=== STATED PROBLEM ===
Output the entries word for word. Omit images.

=== DATA SUPPLIED ===
** BEGIN **

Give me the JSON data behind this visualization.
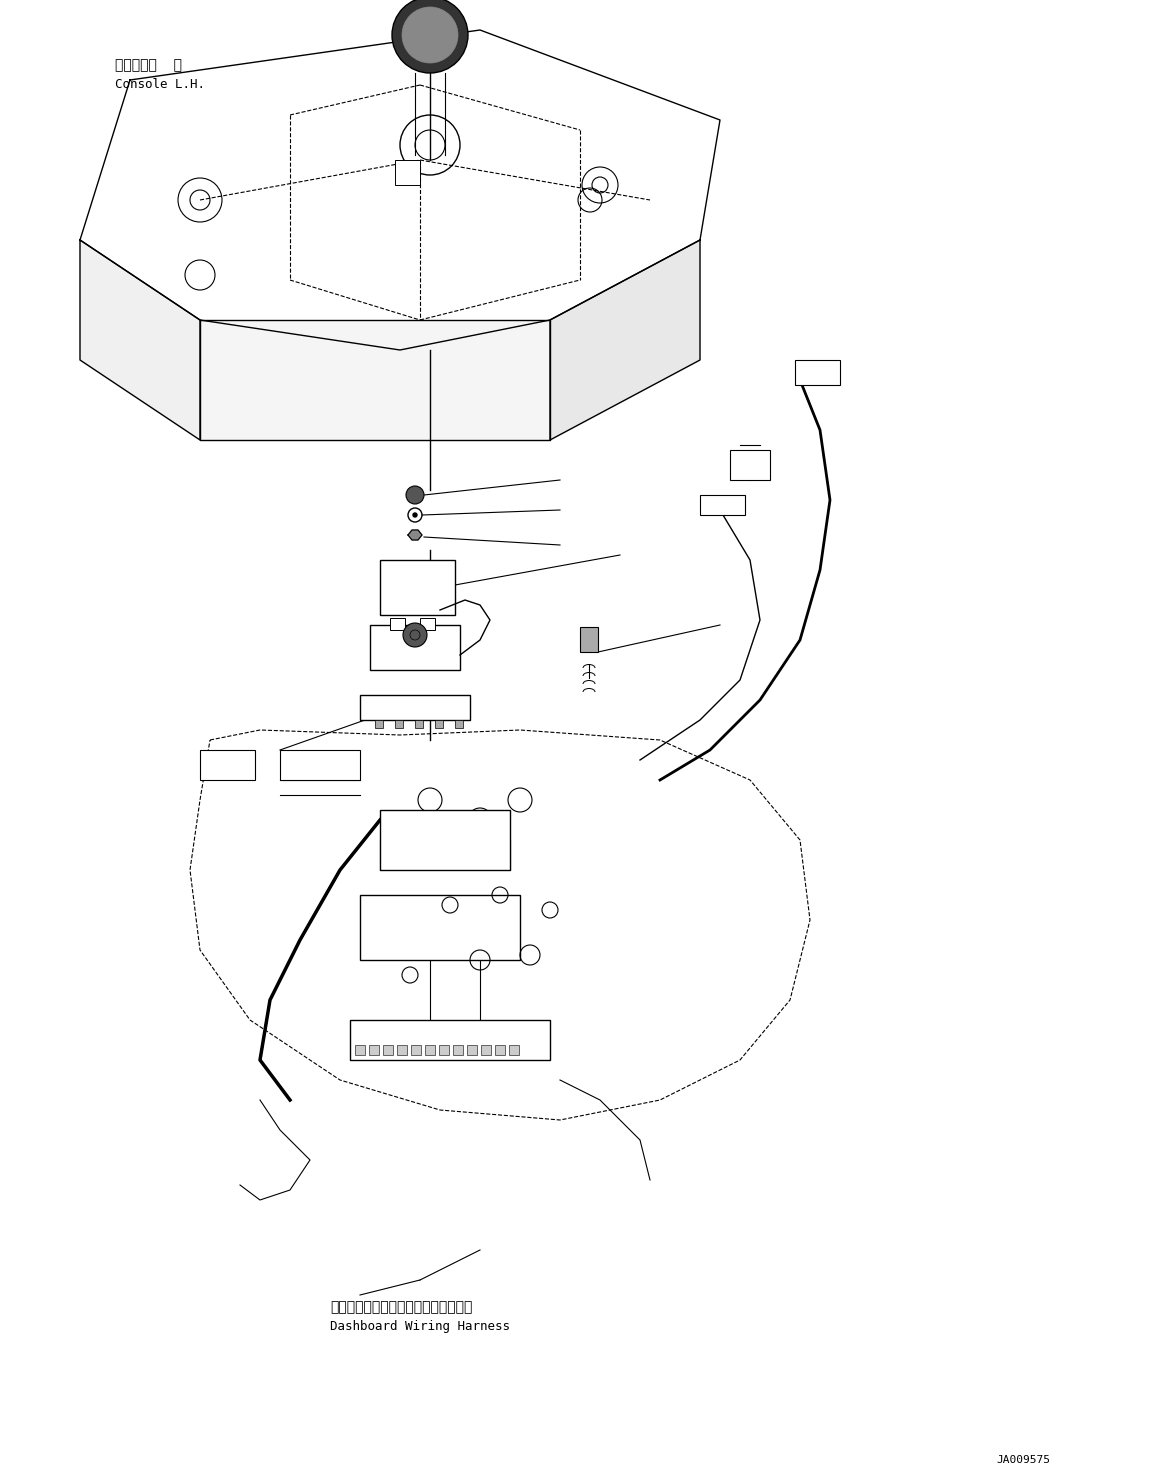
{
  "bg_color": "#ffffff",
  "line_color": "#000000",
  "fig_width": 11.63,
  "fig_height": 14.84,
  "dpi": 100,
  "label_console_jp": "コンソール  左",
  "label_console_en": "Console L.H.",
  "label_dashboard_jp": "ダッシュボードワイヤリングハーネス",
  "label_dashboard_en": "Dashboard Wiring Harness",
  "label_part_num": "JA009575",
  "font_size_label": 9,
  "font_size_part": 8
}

** END **

=== ANSWER TO THE EXERCISE ===
Give me the JSON data behind this visualization.
{
  "bg_color": "#ffffff",
  "line_color": "#000000",
  "fig_width": 11.63,
  "fig_height": 14.84,
  "dpi": 100,
  "label_console_jp": "コンソール  左",
  "label_console_en": "Console L.H.",
  "label_dashboard_jp": "ダッシュボードワイヤリングハーネス",
  "label_dashboard_en": "Dashboard Wiring Harness",
  "label_part_num": "JA009575",
  "font_size_label": 9,
  "font_size_part": 8
}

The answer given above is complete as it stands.